#### EXERCISE:
Scan the data. Collect each line that contains the word "应变能力".

#### GIVEN RECORDS:

○ ○ ○

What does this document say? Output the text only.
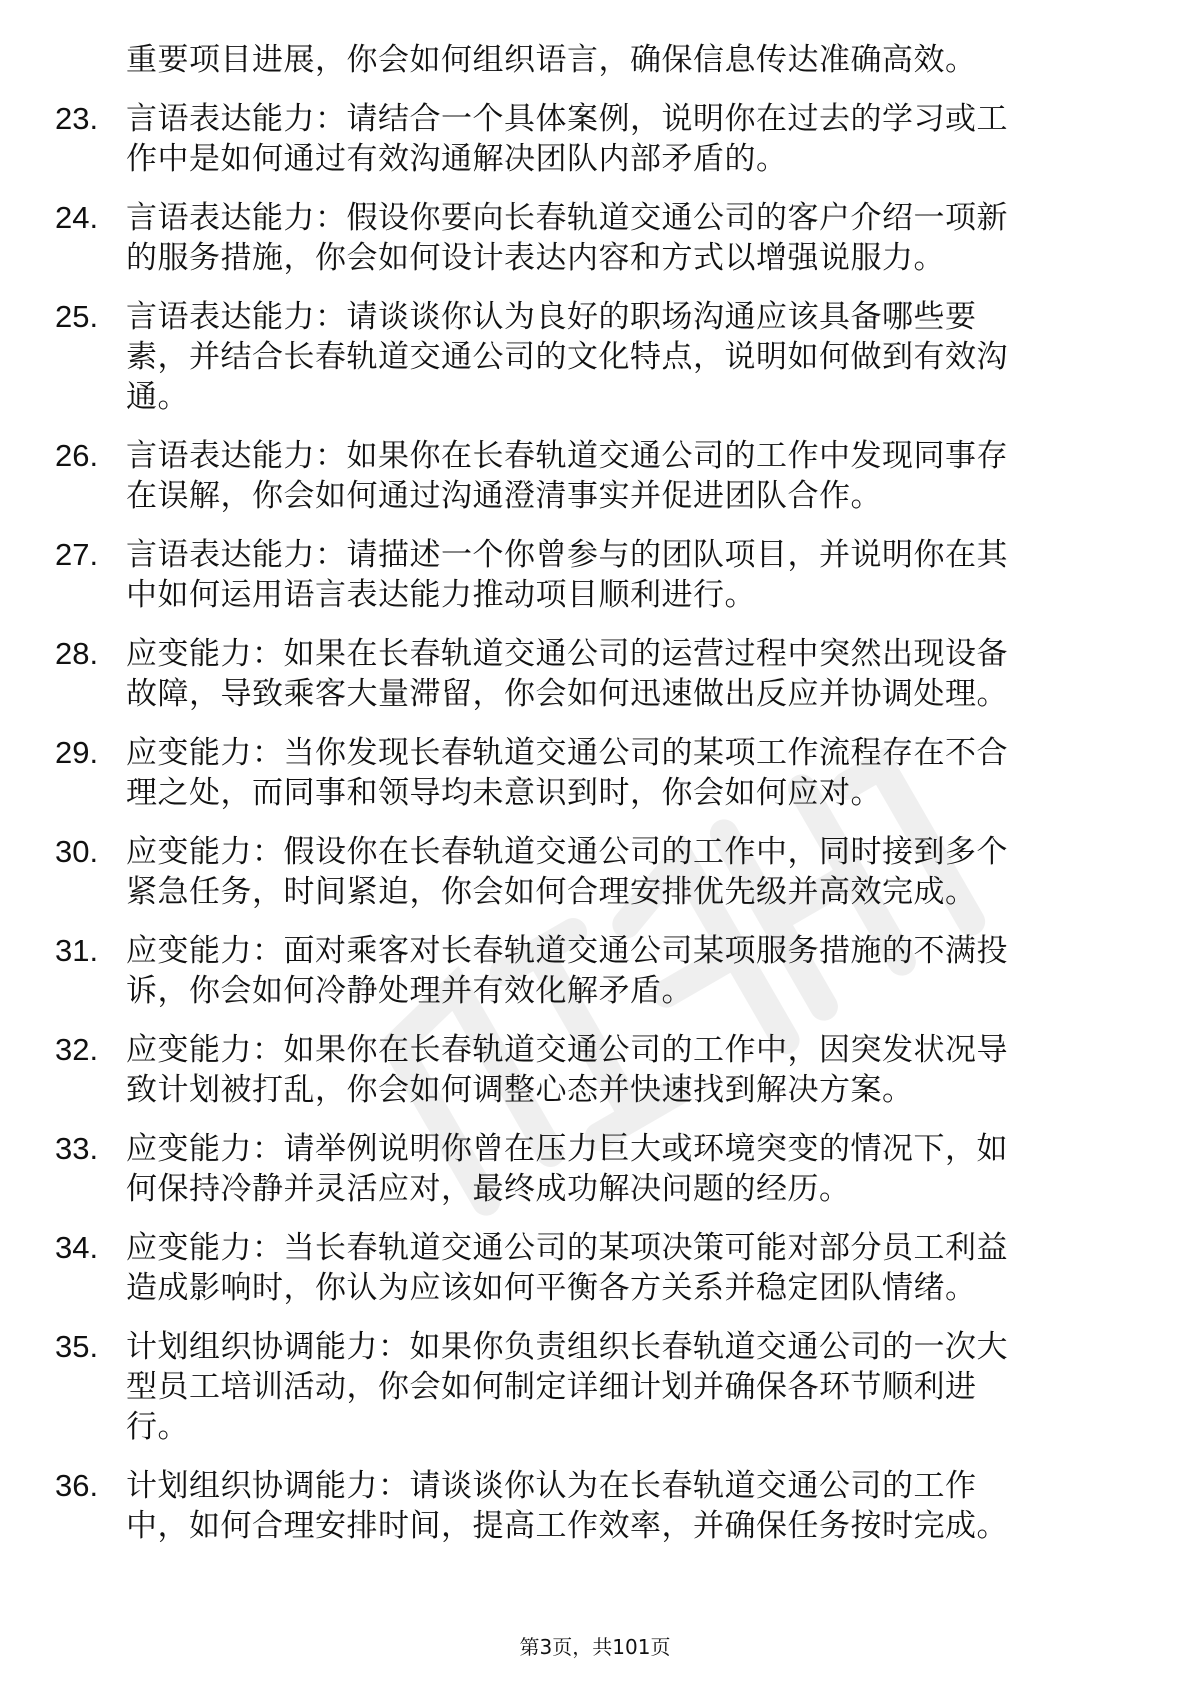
重要项目进展，你会如何组织语言，确保信息传达准确高效。
23. 言语表达能力：请结合一个具体案例，说明你在过去的学习或工
作中是如何通过有效沟通解决团队内部矛盾的。
24. 言语表达能力：假设你要向长春轨道交通公司的客户介绍一项新
的服务措施，你会如何设计表达内容和方式以增强说服力。
25. 言语表达能力：请谈谈你认为良好的职场沟通应该具备哪些要
素，并结合长春轨道交通公司的文化特点，说明如何做到有效沟
通。
26. 言语表达能力：如果你在长春轨道交通公司的工作中发现同事存
在误解，你会如何通过沟通澄清事实并促进团队合作。
27. 言语表达能力：请描述一个你曾参与的团队项目，并说明你在其
中如何运用语言表达能力推动项目顺利进行。
28. 应变能力：如果在长春轨道交通公司的运营过程中突然出现设备
故障，导致乘客大量滞留，你会如何迅速做出反应并协调处理。
29. 应变能力：当你发现长春轨道交通公司的某项工作流程存在不合
理之处，而同事和领导均未意识到时，你会如何应对。
30. 应变能力：假设你在长春轨道交通公司的工作中，同时接到多个
紧急任务，时间紧迫，你会如何合理安排优先级并高效完成。
31. 应变能力：面对乘客对长春轨道交通公司某项服务措施的不满投
诉，你会如何冷静处理并有效化解矛盾。
32. 应变能力：如果你在长春轨道交通公司的工作中，因突发状况导
致计划被打乱，你会如何调整心态并快速找到解决方案。
33. 应变能力：请举例说明你曾在压力巨大或环境突变的情况下，如
何保持冷静并灵活应对，最终成功解决问题的经历。
34. 应变能力：当长春轨道交通公司的某项决策可能对部分员工利益
造成影响时，你认为应该如何平衡各方关系并稳定团队情绪。
35. 计划组织协调能力：如果你负责组织长春轨道交通公司的一次大
型员工培训活动，你会如何制定详细计划并确保各环节顺利进
行。
36. 计划组织协调能力：请谈谈你认为在长春轨道交通公司的工作
中，如何合理安排时间，提高工作效率，并确保任务按时完成。
第3页，共101页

○ ○ ○

#### WORKED ANSWER:
28. 应变能力：如果在长春轨道交通公司的运营过程中突然出现设备
29. 应变能力：当你发现长春轨道交通公司的某项工作流程存在不合
30. 应变能力：假设你在长春轨道交通公司的工作中，同时接到多个
31. 应变能力：面对乘客对长春轨道交通公司某项服务措施的不满投
32. 应变能力：如果你在长春轨道交通公司的工作中，因突发状况导
33. 应变能力：请举例说明你曾在压力巨大或环境突变的情况下，如
34. 应变能力：当长春轨道交通公司的某项决策可能对部分员工利益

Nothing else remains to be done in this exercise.